◆ Task prompt ◆
Return the whole listing, keeping every character the same.
** START OF Supplied data **
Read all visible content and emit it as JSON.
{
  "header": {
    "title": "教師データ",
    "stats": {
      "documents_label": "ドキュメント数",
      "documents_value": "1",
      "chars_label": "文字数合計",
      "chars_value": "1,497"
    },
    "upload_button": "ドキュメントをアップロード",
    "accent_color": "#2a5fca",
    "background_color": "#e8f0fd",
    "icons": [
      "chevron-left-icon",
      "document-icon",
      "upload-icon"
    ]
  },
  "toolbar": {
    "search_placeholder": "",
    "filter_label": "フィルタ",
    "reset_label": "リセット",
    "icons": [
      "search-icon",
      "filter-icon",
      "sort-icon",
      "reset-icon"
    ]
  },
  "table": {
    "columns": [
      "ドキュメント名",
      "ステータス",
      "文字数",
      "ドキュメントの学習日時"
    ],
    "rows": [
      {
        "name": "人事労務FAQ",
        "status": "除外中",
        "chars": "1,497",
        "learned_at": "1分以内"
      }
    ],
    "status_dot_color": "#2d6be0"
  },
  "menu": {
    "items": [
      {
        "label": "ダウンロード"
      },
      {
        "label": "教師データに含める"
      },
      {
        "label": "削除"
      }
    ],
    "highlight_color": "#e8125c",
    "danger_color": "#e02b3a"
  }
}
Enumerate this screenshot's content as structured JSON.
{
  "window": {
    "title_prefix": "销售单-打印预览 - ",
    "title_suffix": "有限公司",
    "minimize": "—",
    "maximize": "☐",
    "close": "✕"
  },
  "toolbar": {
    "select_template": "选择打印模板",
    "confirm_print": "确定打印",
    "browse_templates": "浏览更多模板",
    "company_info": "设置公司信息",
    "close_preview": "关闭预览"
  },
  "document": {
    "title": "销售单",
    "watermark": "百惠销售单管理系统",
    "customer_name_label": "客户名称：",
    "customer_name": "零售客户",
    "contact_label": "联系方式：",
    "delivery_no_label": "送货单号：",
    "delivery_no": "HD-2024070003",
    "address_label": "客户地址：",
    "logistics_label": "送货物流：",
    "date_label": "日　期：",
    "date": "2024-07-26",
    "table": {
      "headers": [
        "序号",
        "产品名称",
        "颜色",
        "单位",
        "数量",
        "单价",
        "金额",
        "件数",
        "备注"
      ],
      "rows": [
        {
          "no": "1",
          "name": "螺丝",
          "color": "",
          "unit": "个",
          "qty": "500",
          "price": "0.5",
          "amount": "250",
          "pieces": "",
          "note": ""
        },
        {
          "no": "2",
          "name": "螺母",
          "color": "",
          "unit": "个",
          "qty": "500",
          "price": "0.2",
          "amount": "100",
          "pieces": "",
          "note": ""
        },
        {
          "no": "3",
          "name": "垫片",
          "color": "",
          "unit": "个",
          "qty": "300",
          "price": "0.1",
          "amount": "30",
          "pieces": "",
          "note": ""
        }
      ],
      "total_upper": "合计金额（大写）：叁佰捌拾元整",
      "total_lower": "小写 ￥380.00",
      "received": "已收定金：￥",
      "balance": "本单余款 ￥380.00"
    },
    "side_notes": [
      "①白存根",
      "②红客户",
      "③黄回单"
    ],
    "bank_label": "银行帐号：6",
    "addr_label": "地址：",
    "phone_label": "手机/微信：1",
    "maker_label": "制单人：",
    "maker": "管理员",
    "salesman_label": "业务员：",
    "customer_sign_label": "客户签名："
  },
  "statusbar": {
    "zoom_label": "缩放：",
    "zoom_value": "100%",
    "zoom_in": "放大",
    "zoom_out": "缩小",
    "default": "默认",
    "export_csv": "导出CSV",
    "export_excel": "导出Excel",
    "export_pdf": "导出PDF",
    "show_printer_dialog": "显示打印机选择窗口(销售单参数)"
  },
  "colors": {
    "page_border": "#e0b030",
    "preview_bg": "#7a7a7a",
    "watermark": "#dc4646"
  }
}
** END OF Supplied data **
◆ Solution to this problem ◆
Read all visible content and emit it as JSON.
{
  "header": {
    "title": "教師データ",
    "stats": {
      "documents_label": "ドキュメント数",
      "documents_value": "1",
      "chars_label": "文字数合計",
      "chars_value": "1,497"
    },
    "upload_button": "ドキュメントをアップロード",
    "accent_color": "#2a5fca",
    "background_color": "#e8f0fd",
    "icons": [
      "chevron-left-icon",
      "document-icon",
      "upload-icon"
    ]
  },
  "toolbar": {
    "search_placeholder": "",
    "filter_label": "フィルタ",
    "reset_label": "リセット",
    "icons": [
      "search-icon",
      "filter-icon",
      "sort-icon",
      "reset-icon"
    ]
  },
  "table": {
    "columns": [
      "ドキュメント名",
      "ステータス",
      "文字数",
      "ドキュメントの学習日時"
    ],
    "rows": [
      {
        "name": "人事労務FAQ",
        "status": "除外中",
        "chars": "1,497",
        "learned_at": "1分以内"
      }
    ],
    "status_dot_color": "#2d6be0"
  },
  "menu": {
    "items": [
      {
        "label": "ダウンロード"
      },
      {
        "label": "教師データに含める"
      },
      {
        "label": "削除"
      }
    ],
    "highlight_color": "#e8125c",
    "danger_color": "#e02b3a"
  }
}
Enumerate this screenshot's content as structured JSON.
{
  "window": {
    "title_prefix": "销售单-打印预览 - ",
    "title_suffix": "有限公司",
    "minimize": "—",
    "maximize": "☐",
    "close": "✕"
  },
  "toolbar": {
    "select_template": "选择打印模板",
    "confirm_print": "确定打印",
    "browse_templates": "浏览更多模板",
    "company_info": "设置公司信息",
    "close_preview": "关闭预览"
  },
  "document": {
    "title": "销售单",
    "watermark": "百惠销售单管理系统",
    "customer_name_label": "客户名称：",
    "customer_name": "零售客户",
    "contact_label": "联系方式：",
    "delivery_no_label": "送货单号：",
    "delivery_no": "HD-2024070003",
    "address_label": "客户地址：",
    "logistics_label": "送货物流：",
    "date_label": "日　期：",
    "date": "2024-07-26",
    "table": {
      "headers": [
        "序号",
        "产品名称",
        "颜色",
        "单位",
        "数量",
        "单价",
        "金额",
        "件数",
        "备注"
      ],
      "rows": [
        {
          "no": "1",
          "name": "螺丝",
          "color": "",
          "unit": "个",
          "qty": "500",
          "price": "0.5",
          "amount": "250",
          "pieces": "",
          "note": ""
        },
        {
          "no": "2",
          "name": "螺母",
          "color": "",
          "unit": "个",
          "qty": "500",
          "price": "0.2",
          "amount": "100",
          "pieces": "",
          "note": ""
        },
        {
          "no": "3",
          "name": "垫片",
          "color": "",
          "unit": "个",
          "qty": "300",
          "price": "0.1",
          "amount": "30",
          "pieces": "",
          "note": ""
        }
      ],
      "total_upper": "合计金额（大写）：叁佰捌拾元整",
      "total_lower": "小写 ￥380.00",
      "received": "已收定金：￥",
      "balance": "本单余款 ￥380.00"
    },
    "side_notes": [
      "①白存根",
      "②红客户",
      "③黄回单"
    ],
    "bank_label": "银行帐号：6",
    "addr_label": "地址：",
    "phone_label": "手机/微信：1",
    "maker_label": "制单人：",
    "maker": "管理员",
    "salesman_label": "业务员：",
    "customer_sign_label": "客户签名："
  },
  "statusbar": {
    "zoom_label": "缩放：",
    "zoom_value": "100%",
    "zoom_in": "放大",
    "zoom_out": "缩小",
    "default": "默认",
    "export_csv": "导出CSV",
    "export_excel": "导出Excel",
    "export_pdf": "导出PDF",
    "show_printer_dialog": "显示打印机选择窗口(销售单参数)"
  },
  "colors": {
    "page_border": "#e0b030",
    "preview_bg": "#7a7a7a",
    "watermark": "#dc4646"
  }
}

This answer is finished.